MATERIAL:

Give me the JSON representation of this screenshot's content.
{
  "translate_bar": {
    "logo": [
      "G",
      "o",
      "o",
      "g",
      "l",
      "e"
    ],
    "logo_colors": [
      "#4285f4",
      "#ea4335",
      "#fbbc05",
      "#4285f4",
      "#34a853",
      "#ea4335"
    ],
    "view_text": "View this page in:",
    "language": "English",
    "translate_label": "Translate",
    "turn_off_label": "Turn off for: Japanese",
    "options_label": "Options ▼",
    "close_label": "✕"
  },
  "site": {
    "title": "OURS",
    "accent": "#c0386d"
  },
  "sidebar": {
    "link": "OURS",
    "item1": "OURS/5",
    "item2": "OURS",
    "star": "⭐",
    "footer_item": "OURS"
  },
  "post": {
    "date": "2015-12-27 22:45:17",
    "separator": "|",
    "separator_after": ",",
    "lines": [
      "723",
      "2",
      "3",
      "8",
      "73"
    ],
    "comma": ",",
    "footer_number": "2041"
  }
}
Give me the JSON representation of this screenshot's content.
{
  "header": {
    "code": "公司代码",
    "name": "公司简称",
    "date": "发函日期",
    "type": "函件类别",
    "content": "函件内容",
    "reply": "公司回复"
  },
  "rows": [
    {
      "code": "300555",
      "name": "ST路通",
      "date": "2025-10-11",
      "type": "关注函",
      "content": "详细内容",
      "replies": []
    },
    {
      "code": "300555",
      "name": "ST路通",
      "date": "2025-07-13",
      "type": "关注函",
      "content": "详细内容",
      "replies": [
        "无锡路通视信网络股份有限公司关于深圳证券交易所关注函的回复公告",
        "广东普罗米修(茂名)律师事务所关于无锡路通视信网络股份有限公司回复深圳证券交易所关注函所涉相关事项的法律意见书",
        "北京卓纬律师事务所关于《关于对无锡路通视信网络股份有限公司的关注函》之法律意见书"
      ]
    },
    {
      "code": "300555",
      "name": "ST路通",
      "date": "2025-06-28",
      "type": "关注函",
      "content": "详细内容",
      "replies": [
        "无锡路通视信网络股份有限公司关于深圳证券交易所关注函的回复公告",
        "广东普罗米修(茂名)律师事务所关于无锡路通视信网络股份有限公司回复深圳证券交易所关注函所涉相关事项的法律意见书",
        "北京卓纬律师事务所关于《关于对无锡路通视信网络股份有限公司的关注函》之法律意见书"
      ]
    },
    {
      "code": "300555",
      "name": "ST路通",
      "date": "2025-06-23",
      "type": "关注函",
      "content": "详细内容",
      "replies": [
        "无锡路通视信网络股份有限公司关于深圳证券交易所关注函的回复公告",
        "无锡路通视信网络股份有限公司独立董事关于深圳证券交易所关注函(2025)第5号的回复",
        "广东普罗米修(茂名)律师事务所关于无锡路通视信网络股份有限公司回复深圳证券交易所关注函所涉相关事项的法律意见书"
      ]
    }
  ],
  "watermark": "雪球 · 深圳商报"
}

TO BE DONE:
Copy out each line exactly as written.

RESULT FOR THIS TASK:
Give me the JSON representation of this screenshot's content.
{
  "translate_bar": {
    "logo": [
      "G",
      "o",
      "o",
      "g",
      "l",
      "e"
    ],
    "logo_colors": [
      "#4285f4",
      "#ea4335",
      "#fbbc05",
      "#4285f4",
      "#34a853",
      "#ea4335"
    ],
    "view_text": "View this page in:",
    "language": "English",
    "translate_label": "Translate",
    "turn_off_label": "Turn off for: Japanese",
    "options_label": "Options ▼",
    "close_label": "✕"
  },
  "site": {
    "title": "OURS",
    "accent": "#c0386d"
  },
  "sidebar": {
    "link": "OURS",
    "item1": "OURS/5",
    "item2": "OURS",
    "star": "⭐",
    "footer_item": "OURS"
  },
  "post": {
    "date": "2015-12-27 22:45:17",
    "separator": "|",
    "separator_after": ",",
    "lines": [
      "723",
      "2",
      "3",
      "8",
      "73"
    ],
    "comma": ",",
    "footer_number": "2041"
  }
}
Give me the JSON representation of this screenshot's content.
{
  "header": {
    "code": "公司代码",
    "name": "公司简称",
    "date": "发函日期",
    "type": "函件类别",
    "content": "函件内容",
    "reply": "公司回复"
  },
  "rows": [
    {
      "code": "300555",
      "name": "ST路通",
      "date": "2025-10-11",
      "type": "关注函",
      "content": "详细内容",
      "replies": []
    },
    {
      "code": "300555",
      "name": "ST路通",
      "date": "2025-07-13",
      "type": "关注函",
      "content": "详细内容",
      "replies": [
        "无锡路通视信网络股份有限公司关于深圳证券交易所关注函的回复公告",
        "广东普罗米修(茂名)律师事务所关于无锡路通视信网络股份有限公司回复深圳证券交易所关注函所涉相关事项的法律意见书",
        "北京卓纬律师事务所关于《关于对无锡路通视信网络股份有限公司的关注函》之法律意见书"
      ]
    },
    {
      "code": "300555",
      "name": "ST路通",
      "date": "2025-06-28",
      "type": "关注函",
      "content": "详细内容",
      "replies": [
        "无锡路通视信网络股份有限公司关于深圳证券交易所关注函的回复公告",
        "广东普罗米修(茂名)律师事务所关于无锡路通视信网络股份有限公司回复深圳证券交易所关注函所涉相关事项的法律意见书",
        "北京卓纬律师事务所关于《关于对无锡路通视信网络股份有限公司的关注函》之法律意见书"
      ]
    },
    {
      "code": "300555",
      "name": "ST路通",
      "date": "2025-06-23",
      "type": "关注函",
      "content": "详细内容",
      "replies": [
        "无锡路通视信网络股份有限公司关于深圳证券交易所关注函的回复公告",
        "无锡路通视信网络股份有限公司独立董事关于深圳证券交易所关注函(2025)第5号的回复",
        "广东普罗米修(茂名)律师事务所关于无锡路通视信网络股份有限公司回复深圳证券交易所关注函所涉相关事项的法律意见书"
      ]
    }
  ],
  "watermark": "雪球 · 深圳商报"
}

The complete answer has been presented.